Task input:
#####

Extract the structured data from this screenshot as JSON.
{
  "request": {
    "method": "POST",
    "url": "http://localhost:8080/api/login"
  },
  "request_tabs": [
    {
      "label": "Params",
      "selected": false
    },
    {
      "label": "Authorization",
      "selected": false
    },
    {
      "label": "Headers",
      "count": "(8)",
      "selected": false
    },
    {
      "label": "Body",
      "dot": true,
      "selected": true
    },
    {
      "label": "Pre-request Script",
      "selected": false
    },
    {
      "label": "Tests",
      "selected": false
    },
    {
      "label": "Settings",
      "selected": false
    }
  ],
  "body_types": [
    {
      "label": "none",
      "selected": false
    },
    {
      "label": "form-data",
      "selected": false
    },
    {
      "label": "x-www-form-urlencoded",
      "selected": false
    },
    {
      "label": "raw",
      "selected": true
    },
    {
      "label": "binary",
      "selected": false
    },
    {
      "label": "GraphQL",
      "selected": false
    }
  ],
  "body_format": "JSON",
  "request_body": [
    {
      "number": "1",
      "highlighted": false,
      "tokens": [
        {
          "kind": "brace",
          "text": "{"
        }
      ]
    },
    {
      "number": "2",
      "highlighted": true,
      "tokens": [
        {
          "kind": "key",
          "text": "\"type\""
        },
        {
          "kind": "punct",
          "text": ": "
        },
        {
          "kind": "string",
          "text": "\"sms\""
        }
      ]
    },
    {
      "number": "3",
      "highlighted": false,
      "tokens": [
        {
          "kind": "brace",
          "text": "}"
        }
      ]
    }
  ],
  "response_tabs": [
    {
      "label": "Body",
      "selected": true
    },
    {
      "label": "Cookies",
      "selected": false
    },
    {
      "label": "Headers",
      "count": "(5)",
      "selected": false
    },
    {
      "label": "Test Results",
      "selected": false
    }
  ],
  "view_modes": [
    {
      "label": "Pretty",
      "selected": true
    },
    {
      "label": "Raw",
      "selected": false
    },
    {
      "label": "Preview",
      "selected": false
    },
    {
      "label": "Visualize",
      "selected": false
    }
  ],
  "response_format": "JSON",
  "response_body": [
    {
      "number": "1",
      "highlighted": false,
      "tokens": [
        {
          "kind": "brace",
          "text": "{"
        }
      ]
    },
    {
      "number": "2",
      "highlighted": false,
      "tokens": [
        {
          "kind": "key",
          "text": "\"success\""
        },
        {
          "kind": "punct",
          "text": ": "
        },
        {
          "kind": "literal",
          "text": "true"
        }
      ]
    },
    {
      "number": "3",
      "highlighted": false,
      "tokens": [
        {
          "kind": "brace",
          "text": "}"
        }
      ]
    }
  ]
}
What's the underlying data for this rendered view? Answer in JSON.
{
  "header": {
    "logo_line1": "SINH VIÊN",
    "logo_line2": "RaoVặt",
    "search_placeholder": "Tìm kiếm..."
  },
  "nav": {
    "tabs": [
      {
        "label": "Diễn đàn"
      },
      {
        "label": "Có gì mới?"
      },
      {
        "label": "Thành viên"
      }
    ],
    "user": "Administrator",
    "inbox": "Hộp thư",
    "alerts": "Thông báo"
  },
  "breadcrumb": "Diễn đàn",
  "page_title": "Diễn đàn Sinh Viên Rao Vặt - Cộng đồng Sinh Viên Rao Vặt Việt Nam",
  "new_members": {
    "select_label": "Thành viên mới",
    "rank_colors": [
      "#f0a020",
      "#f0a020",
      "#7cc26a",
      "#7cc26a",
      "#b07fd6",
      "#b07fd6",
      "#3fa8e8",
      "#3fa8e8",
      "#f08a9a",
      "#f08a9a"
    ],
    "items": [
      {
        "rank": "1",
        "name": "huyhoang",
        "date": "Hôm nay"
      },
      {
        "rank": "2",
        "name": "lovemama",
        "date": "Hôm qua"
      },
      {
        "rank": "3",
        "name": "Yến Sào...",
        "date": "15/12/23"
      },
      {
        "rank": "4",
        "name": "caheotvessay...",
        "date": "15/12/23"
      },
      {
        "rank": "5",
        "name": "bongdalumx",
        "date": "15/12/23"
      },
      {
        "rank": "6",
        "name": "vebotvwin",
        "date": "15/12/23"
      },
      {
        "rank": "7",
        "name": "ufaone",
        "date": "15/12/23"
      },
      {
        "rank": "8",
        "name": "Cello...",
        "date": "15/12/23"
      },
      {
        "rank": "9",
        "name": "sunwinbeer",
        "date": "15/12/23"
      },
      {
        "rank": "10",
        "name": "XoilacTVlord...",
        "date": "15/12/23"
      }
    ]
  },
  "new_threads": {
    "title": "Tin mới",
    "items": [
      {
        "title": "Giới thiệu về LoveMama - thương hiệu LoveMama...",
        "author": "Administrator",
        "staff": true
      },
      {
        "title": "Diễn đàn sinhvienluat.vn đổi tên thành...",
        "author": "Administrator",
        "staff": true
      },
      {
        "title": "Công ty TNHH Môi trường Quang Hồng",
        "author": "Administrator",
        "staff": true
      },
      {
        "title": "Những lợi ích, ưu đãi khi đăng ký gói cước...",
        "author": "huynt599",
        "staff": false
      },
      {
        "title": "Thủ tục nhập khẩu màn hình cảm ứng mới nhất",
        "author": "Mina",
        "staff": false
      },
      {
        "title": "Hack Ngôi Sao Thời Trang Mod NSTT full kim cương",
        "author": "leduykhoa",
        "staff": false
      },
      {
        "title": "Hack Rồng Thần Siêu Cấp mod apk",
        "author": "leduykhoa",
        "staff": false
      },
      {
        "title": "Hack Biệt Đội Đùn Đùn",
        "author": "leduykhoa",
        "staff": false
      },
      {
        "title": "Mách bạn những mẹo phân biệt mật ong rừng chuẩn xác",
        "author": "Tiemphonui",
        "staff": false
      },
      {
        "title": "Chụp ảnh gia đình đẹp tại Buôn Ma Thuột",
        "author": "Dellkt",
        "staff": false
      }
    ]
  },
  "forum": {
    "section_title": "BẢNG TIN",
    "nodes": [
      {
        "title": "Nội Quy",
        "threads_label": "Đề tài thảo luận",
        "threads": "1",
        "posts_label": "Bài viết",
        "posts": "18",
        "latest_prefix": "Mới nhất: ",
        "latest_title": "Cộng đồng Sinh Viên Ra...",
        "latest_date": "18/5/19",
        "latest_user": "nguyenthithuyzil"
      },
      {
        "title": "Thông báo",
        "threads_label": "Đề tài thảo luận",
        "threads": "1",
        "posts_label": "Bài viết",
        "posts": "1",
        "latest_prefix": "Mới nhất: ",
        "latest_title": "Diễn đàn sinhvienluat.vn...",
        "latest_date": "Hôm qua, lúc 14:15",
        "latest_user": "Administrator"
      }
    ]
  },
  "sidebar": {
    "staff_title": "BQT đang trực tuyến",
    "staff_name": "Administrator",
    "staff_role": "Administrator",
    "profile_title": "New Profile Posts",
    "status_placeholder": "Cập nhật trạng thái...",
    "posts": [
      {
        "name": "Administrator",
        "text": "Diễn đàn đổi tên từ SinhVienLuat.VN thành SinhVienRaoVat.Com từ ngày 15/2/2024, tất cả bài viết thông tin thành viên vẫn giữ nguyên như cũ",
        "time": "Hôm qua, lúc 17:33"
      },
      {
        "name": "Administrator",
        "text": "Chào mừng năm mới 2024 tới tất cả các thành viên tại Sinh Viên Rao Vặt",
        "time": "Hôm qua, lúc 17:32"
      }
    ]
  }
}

#####

Stated problem: Reproduce every record, matching each line exactly.

Result of this task:
Extract the structured data from this screenshot as JSON.
{
  "request": {
    "method": "POST",
    "url": "http://localhost:8080/api/login"
  },
  "request_tabs": [
    {
      "label": "Params",
      "selected": false
    },
    {
      "label": "Authorization",
      "selected": false
    },
    {
      "label": "Headers",
      "count": "(8)",
      "selected": false
    },
    {
      "label": "Body",
      "dot": true,
      "selected": true
    },
    {
      "label": "Pre-request Script",
      "selected": false
    },
    {
      "label": "Tests",
      "selected": false
    },
    {
      "label": "Settings",
      "selected": false
    }
  ],
  "body_types": [
    {
      "label": "none",
      "selected": false
    },
    {
      "label": "form-data",
      "selected": false
    },
    {
      "label": "x-www-form-urlencoded",
      "selected": false
    },
    {
      "label": "raw",
      "selected": true
    },
    {
      "label": "binary",
      "selected": false
    },
    {
      "label": "GraphQL",
      "selected": false
    }
  ],
  "body_format": "JSON",
  "request_body": [
    {
      "number": "1",
      "highlighted": false,
      "tokens": [
        {
          "kind": "brace",
          "text": "{"
        }
      ]
    },
    {
      "number": "2",
      "highlighted": true,
      "tokens": [
        {
          "kind": "key",
          "text": "\"type\""
        },
        {
          "kind": "punct",
          "text": ": "
        },
        {
          "kind": "string",
          "text": "\"sms\""
        }
      ]
    },
    {
      "number": "3",
      "highlighted": false,
      "tokens": [
        {
          "kind": "brace",
          "text": "}"
        }
      ]
    }
  ],
  "response_tabs": [
    {
      "label": "Body",
      "selected": true
    },
    {
      "label": "Cookies",
      "selected": false
    },
    {
      "label": "Headers",
      "count": "(5)",
      "selected": false
    },
    {
      "label": "Test Results",
      "selected": false
    }
  ],
  "view_modes": [
    {
      "label": "Pretty",
      "selected": true
    },
    {
      "label": "Raw",
      "selected": false
    },
    {
      "label": "Preview",
      "selected": false
    },
    {
      "label": "Visualize",
      "selected": false
    }
  ],
  "response_format": "JSON",
  "response_body": [
    {
      "number": "1",
      "highlighted": false,
      "tokens": [
        {
          "kind": "brace",
          "text": "{"
        }
      ]
    },
    {
      "number": "2",
      "highlighted": false,
      "tokens": [
        {
          "kind": "key",
          "text": "\"success\""
        },
        {
          "kind": "punct",
          "text": ": "
        },
        {
          "kind": "literal",
          "text": "true"
        }
      ]
    },
    {
      "number": "3",
      "highlighted": false,
      "tokens": [
        {
          "kind": "brace",
          "text": "}"
        }
      ]
    }
  ]
}
What's the underlying data for this rendered view? Answer in JSON.
{
  "header": {
    "logo_line1": "SINH VIÊN",
    "logo_line2": "RaoVặt",
    "search_placeholder": "Tìm kiếm..."
  },
  "nav": {
    "tabs": [
      {
        "label": "Diễn đàn"
      },
      {
        "label": "Có gì mới?"
      },
      {
        "label": "Thành viên"
      }
    ],
    "user": "Administrator",
    "inbox": "Hộp thư",
    "alerts": "Thông báo"
  },
  "breadcrumb": "Diễn đàn",
  "page_title": "Diễn đàn Sinh Viên Rao Vặt - Cộng đồng Sinh Viên Rao Vặt Việt Nam",
  "new_members": {
    "select_label": "Thành viên mới",
    "rank_colors": [
      "#f0a020",
      "#f0a020",
      "#7cc26a",
      "#7cc26a",
      "#b07fd6",
      "#b07fd6",
      "#3fa8e8",
      "#3fa8e8",
      "#f08a9a",
      "#f08a9a"
    ],
    "items": [
      {
        "rank": "1",
        "name": "huyhoang",
        "date": "Hôm nay"
      },
      {
        "rank": "2",
        "name": "lovemama",
        "date": "Hôm qua"
      },
      {
        "rank": "3",
        "name": "Yến Sào...",
        "date": "15/12/23"
      },
      {
        "rank": "4",
        "name": "caheotvessay...",
        "date": "15/12/23"
      },
      {
        "rank": "5",
        "name": "bongdalumx",
        "date": "15/12/23"
      },
      {
        "rank": "6",
        "name": "vebotvwin",
        "date": "15/12/23"
      },
      {
        "rank": "7",
        "name": "ufaone",
        "date": "15/12/23"
      },
      {
        "rank": "8",
        "name": "Cello...",
        "date": "15/12/23"
      },
      {
        "rank": "9",
        "name": "sunwinbeer",
        "date": "15/12/23"
      },
      {
        "rank": "10",
        "name": "XoilacTVlord...",
        "date": "15/12/23"
      }
    ]
  },
  "new_threads": {
    "title": "Tin mới",
    "items": [
      {
        "title": "Giới thiệu về LoveMama - thương hiệu LoveMama...",
        "author": "Administrator",
        "staff": true
      },
      {
        "title": "Diễn đàn sinhvienluat.vn đổi tên thành...",
        "author": "Administrator",
        "staff": true
      },
      {
        "title": "Công ty TNHH Môi trường Quang Hồng",
        "author": "Administrator",
        "staff": true
      },
      {
        "title": "Những lợi ích, ưu đãi khi đăng ký gói cước...",
        "author": "huynt599",
        "staff": false
      },
      {
        "title": "Thủ tục nhập khẩu màn hình cảm ứng mới nhất",
        "author": "Mina",
        "staff": false
      },
      {
        "title": "Hack Ngôi Sao Thời Trang Mod NSTT full kim cương",
        "author": "leduykhoa",
        "staff": false
      },
      {
        "title": "Hack Rồng Thần Siêu Cấp mod apk",
        "author": "leduykhoa",
        "staff": false
      },
      {
        "title": "Hack Biệt Đội Đùn Đùn",
        "author": "leduykhoa",
        "staff": false
      },
      {
        "title": "Mách bạn những mẹo phân biệt mật ong rừng chuẩn xác",
        "author": "Tiemphonui",
        "staff": false
      },
      {
        "title": "Chụp ảnh gia đình đẹp tại Buôn Ma Thuột",
        "author": "Dellkt",
        "staff": false
      }
    ]
  },
  "forum": {
    "section_title": "BẢNG TIN",
    "nodes": [
      {
        "title": "Nội Quy",
        "threads_label": "Đề tài thảo luận",
        "threads": "1",
        "posts_label": "Bài viết",
        "posts": "18",
        "latest_prefix": "Mới nhất: ",
        "latest_title": "Cộng đồng Sinh Viên Ra...",
        "latest_date": "18/5/19",
        "latest_user": "nguyenthithuyzil"
      },
      {
        "title": "Thông báo",
        "threads_label": "Đề tài thảo luận",
        "threads": "1",
        "posts_label": "Bài viết",
        "posts": "1",
        "latest_prefix": "Mới nhất: ",
        "latest_title": "Diễn đàn sinhvienluat.vn...",
        "latest_date": "Hôm qua, lúc 14:15",
        "latest_user": "Administrator"
      }
    ]
  },
  "sidebar": {
    "staff_title": "BQT đang trực tuyến",
    "staff_name": "Administrator",
    "staff_role": "Administrator",
    "profile_title": "New Profile Posts",
    "status_placeholder": "Cập nhật trạng thái...",
    "posts": [
      {
        "name": "Administrator",
        "text": "Diễn đàn đổi tên từ SinhVienLuat.VN thành SinhVienRaoVat.Com từ ngày 15/2/2024, tất cả bài viết thông tin thành viên vẫn giữ nguyên như cũ",
        "time": "Hôm qua, lúc 17:33"
      },
      {
        "name": "Administrator",
        "text": "Chào mừng năm mới 2024 tới tất cả các thành viên tại Sinh Viên Rao Vặt",
        "time": "Hôm qua, lúc 17:32"
      }
    ]
  }
}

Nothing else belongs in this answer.